Work to complete:
Scan the material below for the string "TableA", and copy every line where it shows up.

Extracted records:
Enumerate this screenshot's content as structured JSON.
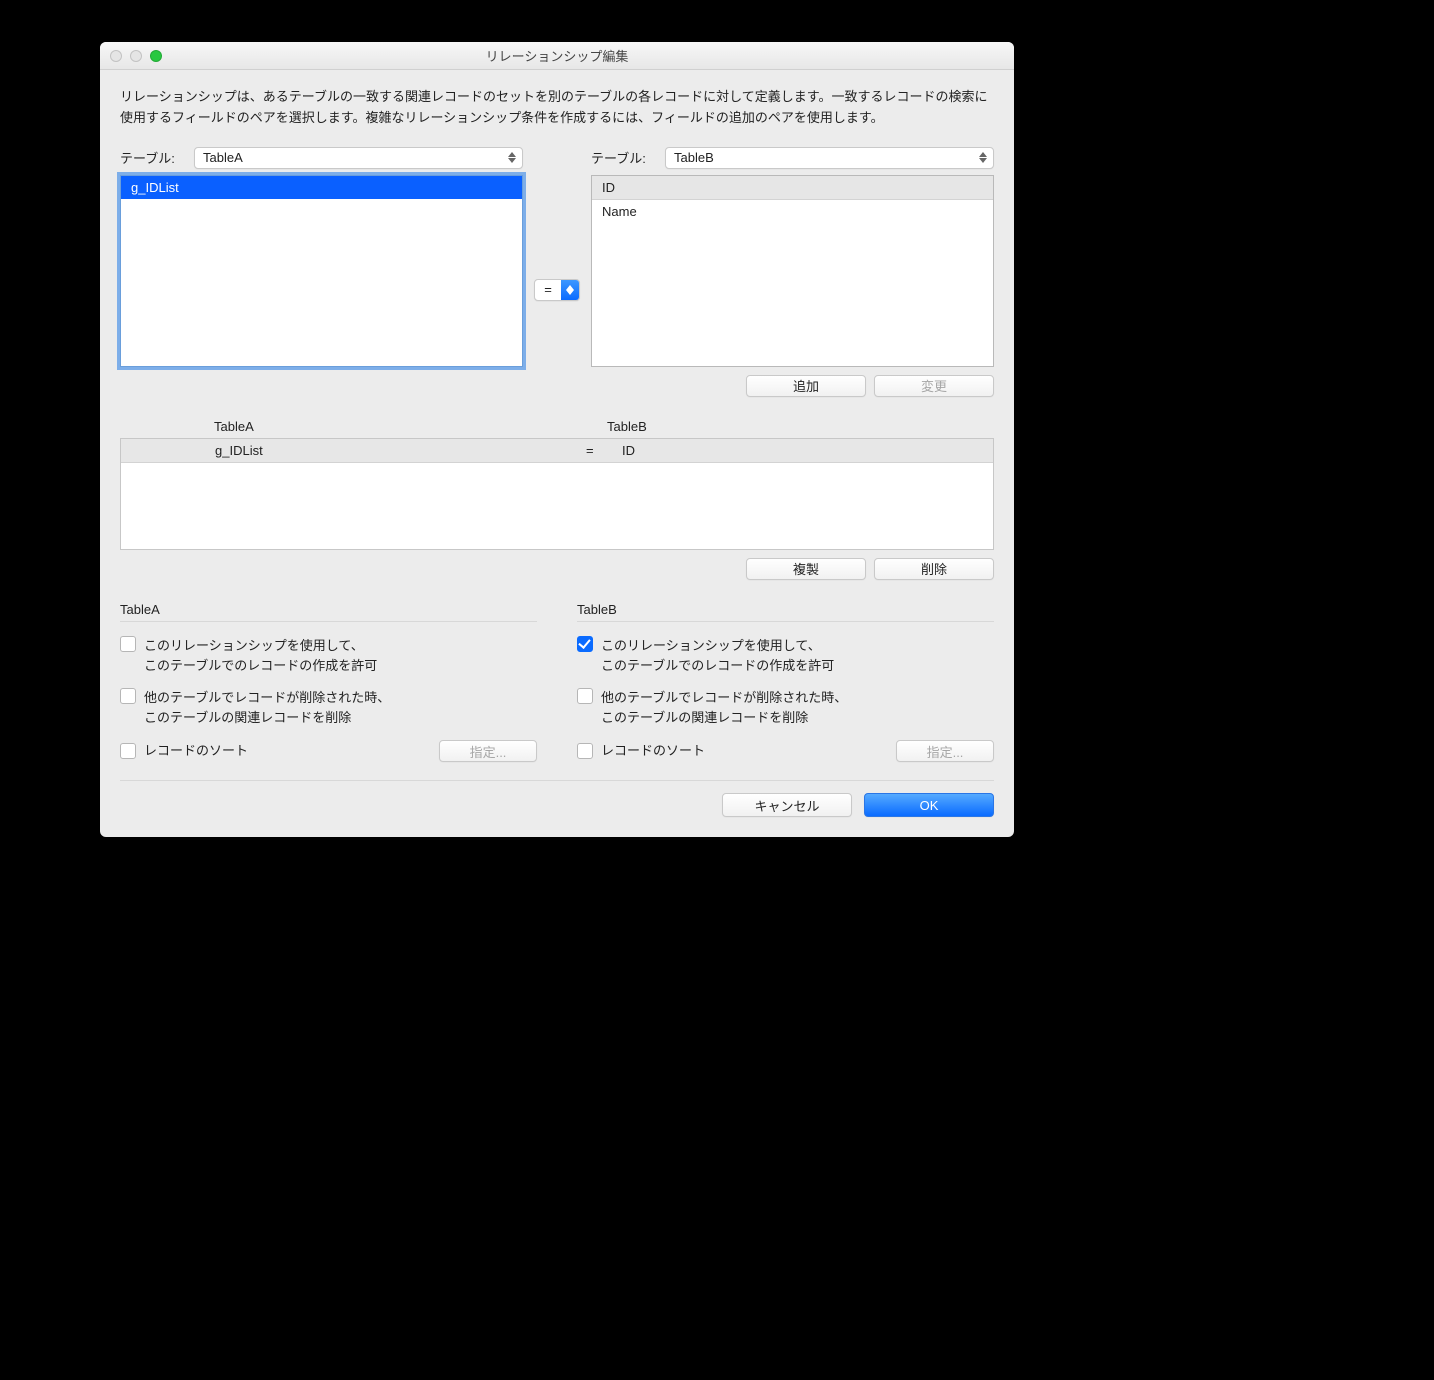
{
  "window": {
    "title": "リレーションシップ編集"
  },
  "description": "リレーションシップは、あるテーブルの一致する関連レコードのセットを別のテーブルの各レコードに対して定義します。一致するレコードの検索に使用するフィールドのペアを選択します。複雑なリレーションシップ条件を作成するには、フィールドの追加のペアを使用します。",
  "labels": {
    "table": "テーブル:",
    "add": "追加",
    "change": "変更",
    "duplicate": "複製",
    "delete": "削除",
    "spec": "指定...",
    "cancel": "キャンセル",
    "ok": "OK"
  },
  "left": {
    "table_name": "TableA",
    "fields": [
      "g_IDList"
    ],
    "selected_index": 0
  },
  "right": {
    "table_name": "TableB",
    "fields": [
      "ID",
      "Name"
    ]
  },
  "operator": "=",
  "pair_header": {
    "a": "TableA",
    "b": "TableB"
  },
  "pairs": [
    {
      "a": "g_IDList",
      "op": "=",
      "b": "ID"
    }
  ],
  "options": {
    "a": {
      "title": "TableA",
      "create_line1": "このリレーションシップを使用して、",
      "create_line2": "このテーブルでのレコードの作成を許可",
      "create_checked": false,
      "delete_line1": "他のテーブルでレコードが削除された時、",
      "delete_line2": "このテーブルの関連レコードを削除",
      "delete_checked": false,
      "sort_label": "レコードのソート",
      "sort_checked": false
    },
    "b": {
      "title": "TableB",
      "create_line1": "このリレーションシップを使用して、",
      "create_line2": "このテーブルでのレコードの作成を許可",
      "create_checked": true,
      "delete_line1": "他のテーブルでレコードが削除された時、",
      "delete_line2": "このテーブルの関連レコードを削除",
      "delete_checked": false,
      "sort_label": "レコードのソート",
      "sort_checked": false
    }
  }
}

Output of the exercise:
    "table_name": "TableA",
    "a": "TableA",
      "title": "TableA",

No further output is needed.